▸ Task instructions:
Copy every record exactly, and keep the pictures out.

▸ Rows from a figure dataset:
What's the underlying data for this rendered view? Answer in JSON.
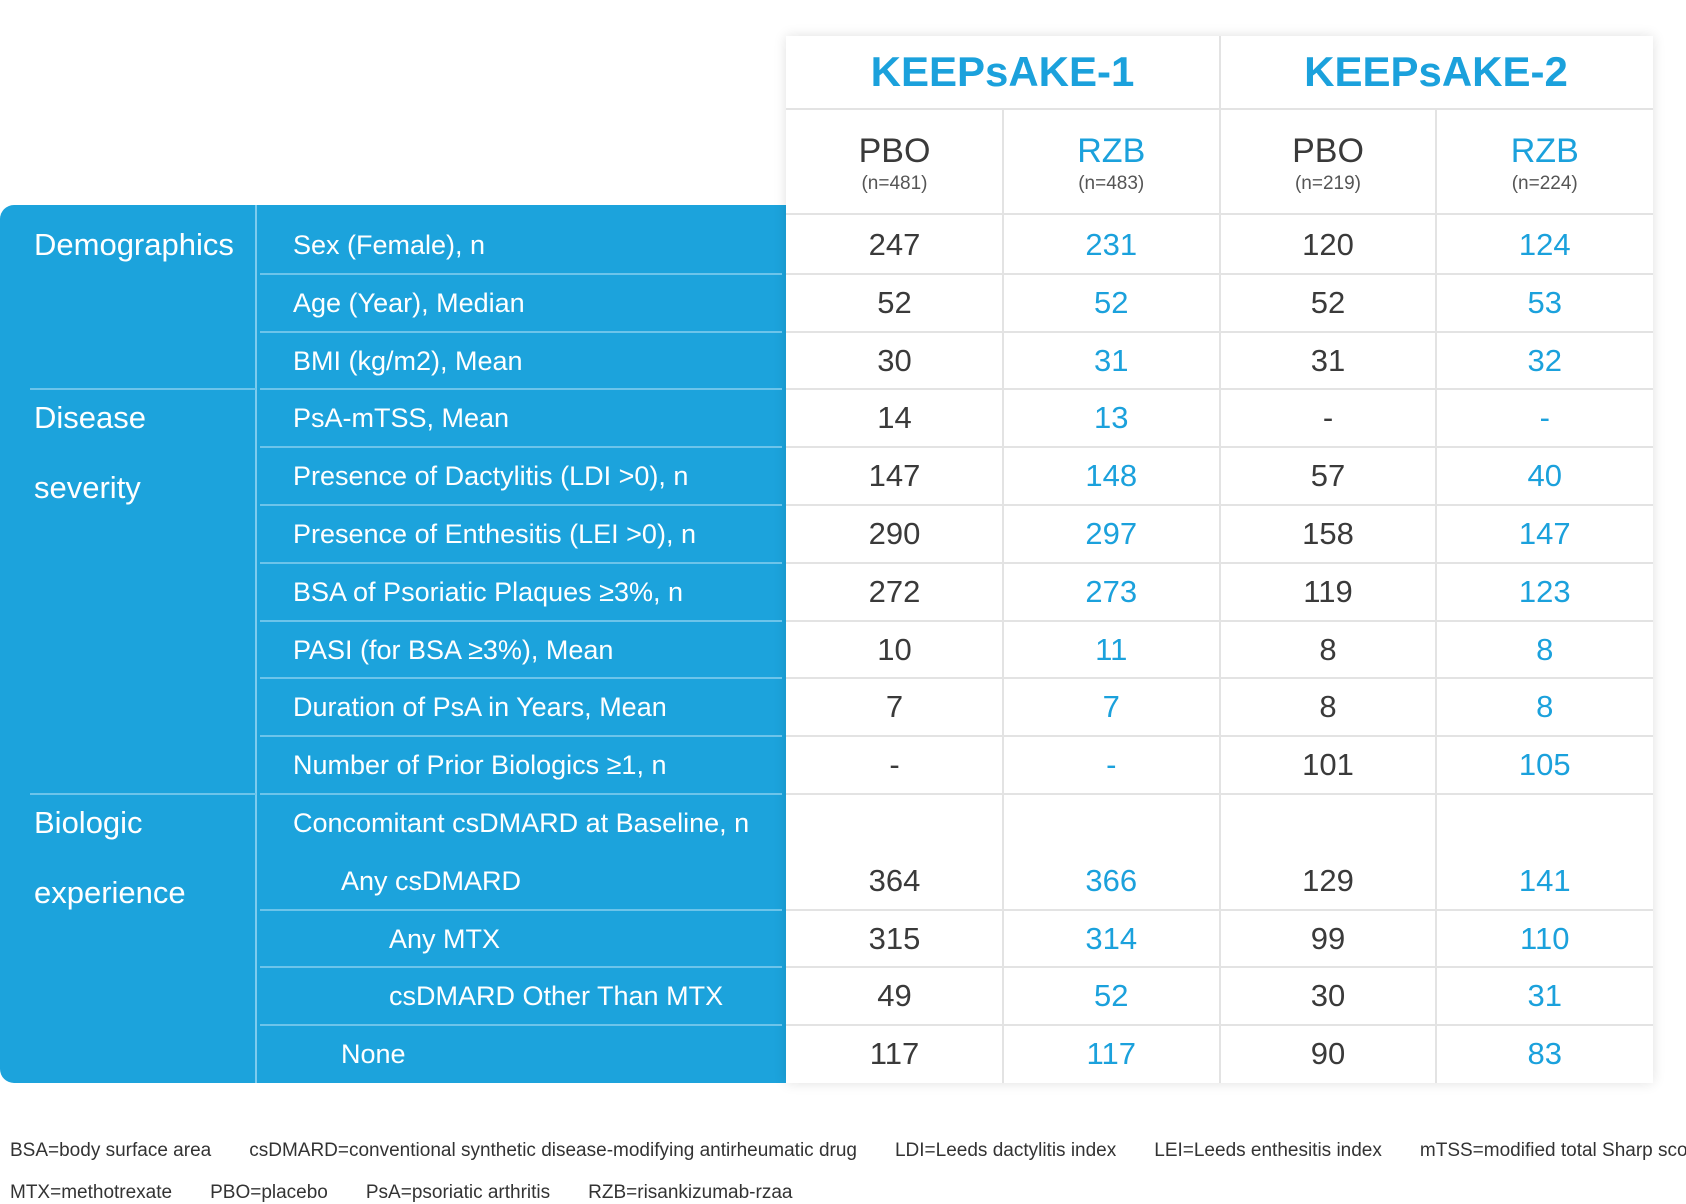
{
  "header": {
    "studies": [
      "KEEPsAKE-1",
      "KEEPsAKE-2"
    ],
    "arms": [
      {
        "name": "PBO",
        "n": "(n=481)",
        "color": "#3a3a3a"
      },
      {
        "name": "RZB",
        "n": "(n=483)",
        "color": "#1ba1dc"
      },
      {
        "name": "PBO",
        "n": "(n=219)",
        "color": "#3a3a3a"
      },
      {
        "name": "RZB",
        "n": "(n=224)",
        "color": "#1ba1dc"
      }
    ]
  },
  "table": {
    "sections": [
      {
        "title": "Demographics",
        "rows": [
          {
            "label": "Sex (Female), n",
            "indent": 0,
            "values": [
              247,
              231,
              120,
              124
            ]
          },
          {
            "label": "Age (Year), Median",
            "indent": 0,
            "values": [
              52,
              52,
              52,
              53
            ]
          },
          {
            "label": "BMI (kg/m2), Mean",
            "indent": 0,
            "values": [
              30,
              31,
              31,
              32
            ]
          }
        ]
      },
      {
        "title": "Disease severity",
        "rows": [
          {
            "label": "PsA-mTSS, Mean",
            "indent": 0,
            "values": [
              14,
              13,
              "-",
              "-"
            ]
          },
          {
            "label": "Presence of Dactylitis (LDI >0), n",
            "indent": 0,
            "values": [
              147,
              148,
              57,
              40
            ]
          },
          {
            "label": "Presence of Enthesitis (LEI >0), n",
            "indent": 0,
            "values": [
              290,
              297,
              158,
              147
            ]
          },
          {
            "label": "BSA of Psoriatic Plaques ≥3%, n",
            "indent": 0,
            "values": [
              272,
              273,
              119,
              123
            ]
          },
          {
            "label": "PASI (for BSA ≥3%), Mean",
            "indent": 0,
            "values": [
              10,
              11,
              8,
              8
            ]
          },
          {
            "label": "Duration of PsA in Years, Mean",
            "indent": 0,
            "values": [
              7,
              7,
              8,
              8
            ]
          },
          {
            "label": "Number of Prior Biologics ≥1, n",
            "indent": 0,
            "values": [
              "-",
              "-",
              101,
              105
            ]
          }
        ]
      },
      {
        "title": "Biologic experience",
        "rows": [
          {
            "label": "Concomitant csDMARD at Baseline, n",
            "indent": 0
          },
          {
            "label": "Any csDMARD",
            "indent": 1,
            "values": [
              364,
              366,
              129,
              141
            ]
          },
          {
            "label": "Any MTX",
            "indent": 2,
            "values": [
              315,
              314,
              99,
              110
            ]
          },
          {
            "label": "csDMARD Other Than MTX",
            "indent": 2,
            "values": [
              49,
              52,
              30,
              31
            ]
          },
          {
            "label": "None",
            "indent": 1,
            "values": [
              117,
              117,
              90,
              83
            ]
          }
        ]
      }
    ]
  },
  "footnotes": [
    [
      "BSA=body surface area",
      "csDMARD=conventional synthetic disease-modifying antirheumatic drug",
      "LDI=Leeds dactylitis index",
      "LEI=Leeds enthesitis index",
      "mTSS=modified total Sharp score"
    ],
    [
      "MTX=methotrexate",
      "PBO=placebo",
      "PsA=psoriatic arthritis",
      "RZB=risankizumab-rzaa"
    ]
  ]
}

▸ Answer to this task:
What's the underlying data for this rendered view? Answer in JSON.
{
  "header": {
    "studies": [
      "KEEPsAKE-1",
      "KEEPsAKE-2"
    ],
    "arms": [
      {
        "name": "PBO",
        "n": "(n=481)",
        "color": "#3a3a3a"
      },
      {
        "name": "RZB",
        "n": "(n=483)",
        "color": "#1ba1dc"
      },
      {
        "name": "PBO",
        "n": "(n=219)",
        "color": "#3a3a3a"
      },
      {
        "name": "RZB",
        "n": "(n=224)",
        "color": "#1ba1dc"
      }
    ]
  },
  "table": {
    "sections": [
      {
        "title": "Demographics",
        "rows": [
          {
            "label": "Sex (Female), n",
            "indent": 0,
            "values": [
              247,
              231,
              120,
              124
            ]
          },
          {
            "label": "Age (Year), Median",
            "indent": 0,
            "values": [
              52,
              52,
              52,
              53
            ]
          },
          {
            "label": "BMI (kg/m2), Mean",
            "indent": 0,
            "values": [
              30,
              31,
              31,
              32
            ]
          }
        ]
      },
      {
        "title": "Disease severity",
        "rows": [
          {
            "label": "PsA-mTSS, Mean",
            "indent": 0,
            "values": [
              14,
              13,
              "-",
              "-"
            ]
          },
          {
            "label": "Presence of Dactylitis (LDI >0), n",
            "indent": 0,
            "values": [
              147,
              148,
              57,
              40
            ]
          },
          {
            "label": "Presence of Enthesitis (LEI >0), n",
            "indent": 0,
            "values": [
              290,
              297,
              158,
              147
            ]
          },
          {
            "label": "BSA of Psoriatic Plaques ≥3%, n",
            "indent": 0,
            "values": [
              272,
              273,
              119,
              123
            ]
          },
          {
            "label": "PASI (for BSA ≥3%), Mean",
            "indent": 0,
            "values": [
              10,
              11,
              8,
              8
            ]
          },
          {
            "label": "Duration of PsA in Years, Mean",
            "indent": 0,
            "values": [
              7,
              7,
              8,
              8
            ]
          },
          {
            "label": "Number of Prior Biologics ≥1, n",
            "indent": 0,
            "values": [
              "-",
              "-",
              101,
              105
            ]
          }
        ]
      },
      {
        "title": "Biologic experience",
        "rows": [
          {
            "label": "Concomitant csDMARD at Baseline, n",
            "indent": 0
          },
          {
            "label": "Any csDMARD",
            "indent": 1,
            "values": [
              364,
              366,
              129,
              141
            ]
          },
          {
            "label": "Any MTX",
            "indent": 2,
            "values": [
              315,
              314,
              99,
              110
            ]
          },
          {
            "label": "csDMARD Other Than MTX",
            "indent": 2,
            "values": [
              49,
              52,
              30,
              31
            ]
          },
          {
            "label": "None",
            "indent": 1,
            "values": [
              117,
              117,
              90,
              83
            ]
          }
        ]
      }
    ]
  },
  "footnotes": [
    [
      "BSA=body surface area",
      "csDMARD=conventional synthetic disease-modifying antirheumatic drug",
      "LDI=Leeds dactylitis index",
      "LEI=Leeds enthesitis index",
      "mTSS=modified total Sharp score"
    ],
    [
      "MTX=methotrexate",
      "PBO=placebo",
      "PsA=psoriatic arthritis",
      "RZB=risankizumab-rzaa"
    ]
  ]
}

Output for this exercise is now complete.